Directions: Collect every line of the records below that contains the word "PROPERTY".

* * * *

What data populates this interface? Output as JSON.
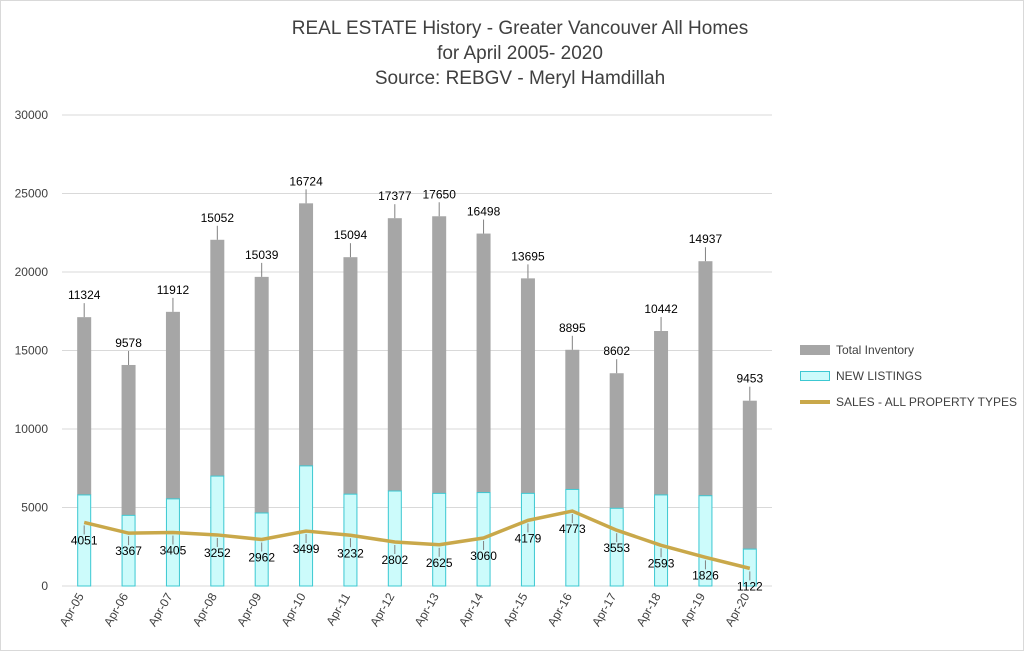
{
  "title": {
    "line1": "REAL ESTATE History - Greater Vancouver All Homes",
    "line2": "for April 2005- 2020",
    "line3": "Source: REBGV  - Meryl Hamdillah"
  },
  "colors": {
    "inventory": "#a6a6a6",
    "listings_fill": "#ccfbfb",
    "listings_border": "#3cc8d2",
    "sales": "#c9a84a",
    "grid": "#d9d9d9",
    "text": "#404040"
  },
  "legend": {
    "inventory": "Total Inventory",
    "listings": "NEW LISTINGS",
    "sales": "SALES - ALL PROPERTY TYPES"
  },
  "chart_data": {
    "type": "bar",
    "title": "REAL ESTATE History - Greater Vancouver All Homes for April 2005- 2020 Source: REBGV  - Meryl Hamdillah",
    "categories": [
      "Apr-05",
      "Apr-06",
      "Apr-07",
      "Apr-08",
      "Apr-09",
      "Apr-10",
      "Apr-11",
      "Apr-12",
      "Apr-13",
      "Apr-14",
      "Apr-15",
      "Apr-16",
      "Apr-17",
      "Apr-18",
      "Apr-19",
      "Apr-20"
    ],
    "yticks": [
      0,
      5000,
      10000,
      15000,
      20000,
      25000,
      30000
    ],
    "ylim": [
      0,
      30000
    ],
    "grid": true,
    "legend_position": "right",
    "series": [
      {
        "name": "Total Inventory",
        "type": "stacked-bar",
        "values": [
          11324,
          9578,
          11912,
          15052,
          15039,
          16724,
          15094,
          17377,
          17650,
          16498,
          13695,
          8895,
          8602,
          10442,
          14937,
          9453
        ]
      },
      {
        "name": "NEW LISTINGS",
        "type": "bar",
        "values": [
          5800,
          4500,
          5550,
          7000,
          4650,
          7650,
          5850,
          6050,
          5900,
          5950,
          5900,
          6150,
          4950,
          5800,
          5750,
          2350
        ]
      },
      {
        "name": "SALES - ALL PROPERTY TYPES",
        "type": "line",
        "values": [
          4051,
          3367,
          3405,
          3252,
          2962,
          3499,
          3232,
          2802,
          2625,
          3060,
          4179,
          4773,
          3553,
          2593,
          1826,
          1122
        ]
      }
    ]
  }
}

* * * *

The completed task:
    "sales": "SALES - ALL PROPERTY TYPES"
        "name": "SALES - ALL PROPERTY TYPES",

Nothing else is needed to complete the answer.